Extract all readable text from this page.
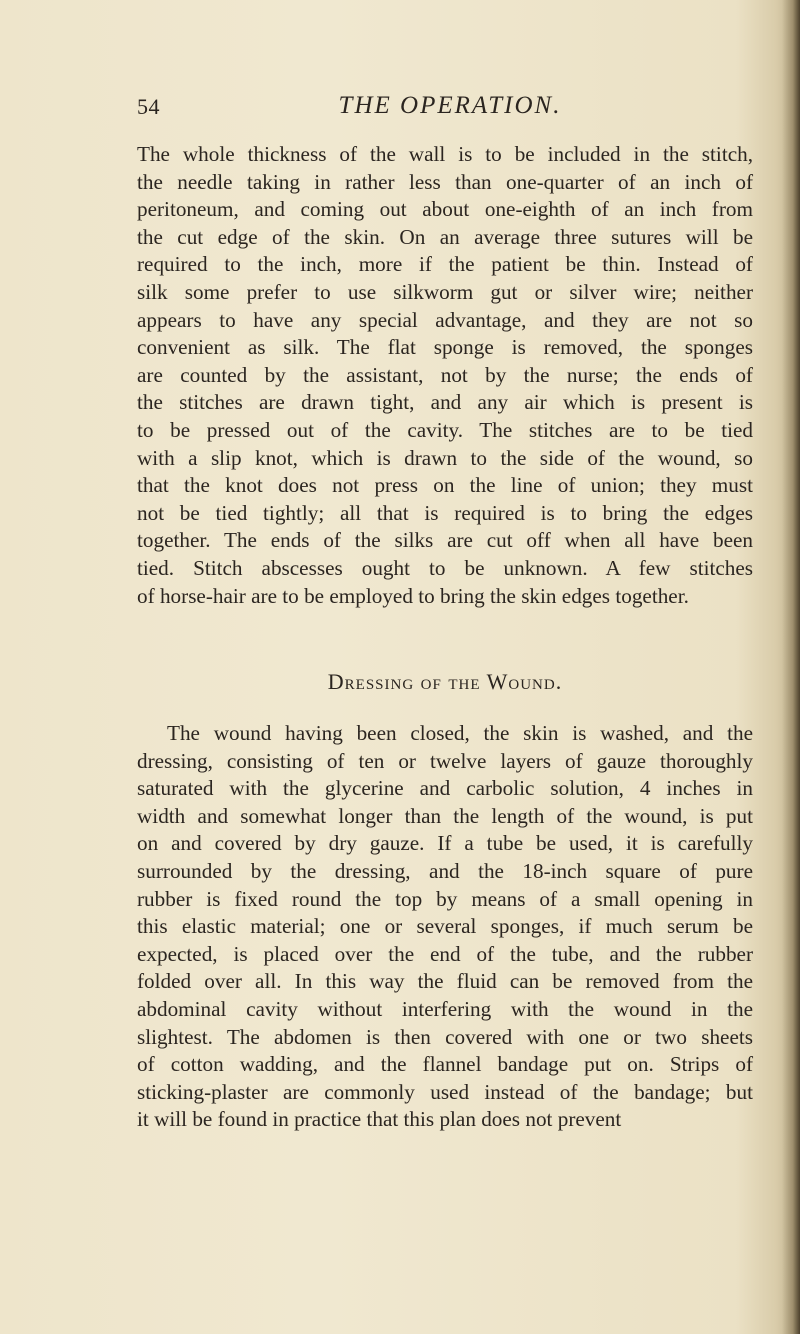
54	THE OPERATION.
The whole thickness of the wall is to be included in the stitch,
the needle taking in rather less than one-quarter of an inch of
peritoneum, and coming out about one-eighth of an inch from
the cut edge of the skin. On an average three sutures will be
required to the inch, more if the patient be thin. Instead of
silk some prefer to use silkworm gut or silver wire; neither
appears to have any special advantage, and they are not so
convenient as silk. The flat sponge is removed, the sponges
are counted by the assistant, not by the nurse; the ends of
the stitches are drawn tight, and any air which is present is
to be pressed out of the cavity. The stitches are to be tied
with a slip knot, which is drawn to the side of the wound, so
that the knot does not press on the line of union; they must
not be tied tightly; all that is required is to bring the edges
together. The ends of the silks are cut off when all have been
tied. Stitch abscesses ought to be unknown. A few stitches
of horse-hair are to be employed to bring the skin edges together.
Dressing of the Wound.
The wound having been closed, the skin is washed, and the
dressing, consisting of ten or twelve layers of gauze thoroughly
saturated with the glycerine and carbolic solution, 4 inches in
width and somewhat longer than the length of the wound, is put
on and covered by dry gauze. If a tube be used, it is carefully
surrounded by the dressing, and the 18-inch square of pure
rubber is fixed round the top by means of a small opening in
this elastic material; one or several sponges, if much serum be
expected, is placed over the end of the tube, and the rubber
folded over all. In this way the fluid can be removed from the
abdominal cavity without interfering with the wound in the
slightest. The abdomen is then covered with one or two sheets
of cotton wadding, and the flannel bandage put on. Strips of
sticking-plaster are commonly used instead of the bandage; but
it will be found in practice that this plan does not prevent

--*--

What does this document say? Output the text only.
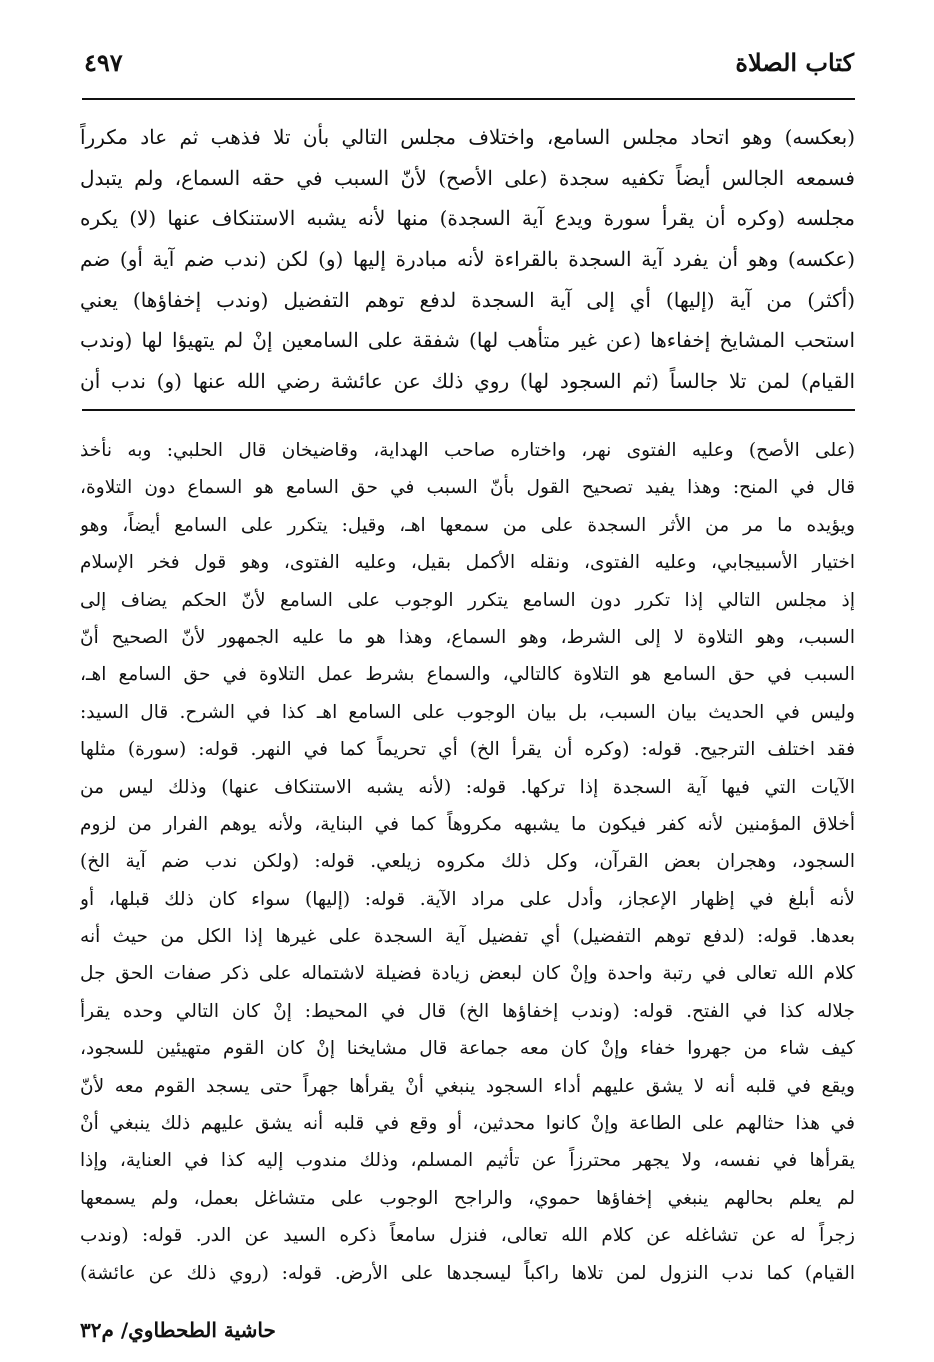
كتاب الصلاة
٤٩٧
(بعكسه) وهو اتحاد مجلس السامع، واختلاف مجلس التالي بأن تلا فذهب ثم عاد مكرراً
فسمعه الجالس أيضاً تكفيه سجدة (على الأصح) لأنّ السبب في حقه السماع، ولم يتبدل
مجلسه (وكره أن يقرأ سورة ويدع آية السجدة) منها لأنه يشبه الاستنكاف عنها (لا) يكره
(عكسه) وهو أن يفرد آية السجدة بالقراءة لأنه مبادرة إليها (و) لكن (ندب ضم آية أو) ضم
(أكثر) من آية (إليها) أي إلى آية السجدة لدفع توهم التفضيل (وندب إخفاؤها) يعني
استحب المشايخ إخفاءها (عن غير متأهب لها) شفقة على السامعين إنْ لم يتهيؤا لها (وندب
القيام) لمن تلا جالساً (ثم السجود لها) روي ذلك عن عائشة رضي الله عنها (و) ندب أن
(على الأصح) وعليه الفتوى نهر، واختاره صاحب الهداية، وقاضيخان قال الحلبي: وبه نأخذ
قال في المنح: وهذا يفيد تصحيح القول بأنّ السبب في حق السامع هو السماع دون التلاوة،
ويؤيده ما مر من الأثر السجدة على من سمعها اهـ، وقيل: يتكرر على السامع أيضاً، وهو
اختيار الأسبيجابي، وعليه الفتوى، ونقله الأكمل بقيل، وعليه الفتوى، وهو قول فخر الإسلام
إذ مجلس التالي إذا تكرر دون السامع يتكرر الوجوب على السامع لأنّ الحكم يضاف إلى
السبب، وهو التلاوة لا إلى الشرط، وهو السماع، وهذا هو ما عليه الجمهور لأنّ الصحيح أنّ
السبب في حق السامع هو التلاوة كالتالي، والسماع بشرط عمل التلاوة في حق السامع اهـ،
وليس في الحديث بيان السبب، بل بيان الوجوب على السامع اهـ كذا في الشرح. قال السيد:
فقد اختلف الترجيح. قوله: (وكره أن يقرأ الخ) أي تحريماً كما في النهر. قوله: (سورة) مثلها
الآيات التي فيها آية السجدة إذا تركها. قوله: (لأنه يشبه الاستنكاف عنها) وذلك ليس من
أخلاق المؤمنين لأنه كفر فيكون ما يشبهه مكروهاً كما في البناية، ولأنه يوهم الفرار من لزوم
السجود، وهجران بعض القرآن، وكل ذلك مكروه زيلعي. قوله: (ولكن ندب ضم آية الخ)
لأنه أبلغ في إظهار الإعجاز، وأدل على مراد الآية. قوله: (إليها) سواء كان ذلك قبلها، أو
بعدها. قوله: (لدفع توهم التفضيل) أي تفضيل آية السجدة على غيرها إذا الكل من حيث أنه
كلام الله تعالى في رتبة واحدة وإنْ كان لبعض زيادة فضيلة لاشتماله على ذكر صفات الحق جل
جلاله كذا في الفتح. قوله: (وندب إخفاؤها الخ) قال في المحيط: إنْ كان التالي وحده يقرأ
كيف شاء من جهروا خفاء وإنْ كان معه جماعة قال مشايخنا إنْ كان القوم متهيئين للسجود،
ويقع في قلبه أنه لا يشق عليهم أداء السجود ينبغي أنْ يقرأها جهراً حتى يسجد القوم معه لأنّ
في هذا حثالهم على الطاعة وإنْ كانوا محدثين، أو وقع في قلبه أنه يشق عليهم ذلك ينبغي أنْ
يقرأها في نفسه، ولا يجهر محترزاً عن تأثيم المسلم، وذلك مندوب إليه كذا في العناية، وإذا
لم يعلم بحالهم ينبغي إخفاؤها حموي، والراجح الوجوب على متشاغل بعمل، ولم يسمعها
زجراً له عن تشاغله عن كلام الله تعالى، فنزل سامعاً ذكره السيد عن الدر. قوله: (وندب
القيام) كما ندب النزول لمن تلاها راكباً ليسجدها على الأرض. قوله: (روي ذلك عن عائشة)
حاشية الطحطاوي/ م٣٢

--*--

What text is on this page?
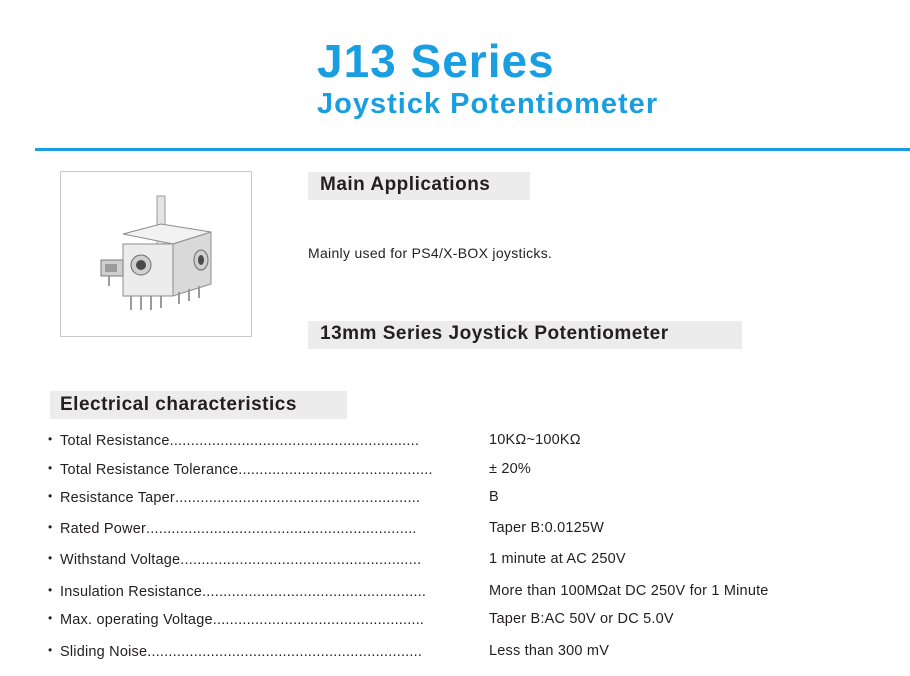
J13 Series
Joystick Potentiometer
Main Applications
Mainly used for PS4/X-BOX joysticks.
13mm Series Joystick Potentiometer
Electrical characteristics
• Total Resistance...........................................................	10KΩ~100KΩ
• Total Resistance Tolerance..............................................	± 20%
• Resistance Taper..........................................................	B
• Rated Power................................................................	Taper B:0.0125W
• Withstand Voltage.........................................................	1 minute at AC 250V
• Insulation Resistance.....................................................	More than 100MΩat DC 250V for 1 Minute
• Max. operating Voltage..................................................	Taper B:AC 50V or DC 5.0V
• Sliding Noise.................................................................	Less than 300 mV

--*--

### [Written request]
From the material above, copy each line that includes the word "قلبه".

### [Written solution]
ويقع في قلبه أنه لا يشق عليهم أداء السجود ينبغي أنْ يقرأها جهراً حتى يسجد القوم معه لأنّ
في هذا حثالهم على الطاعة وإنْ كانوا محدثين، أو وقع في قلبه أنه يشق عليهم ذلك ينبغي أنْ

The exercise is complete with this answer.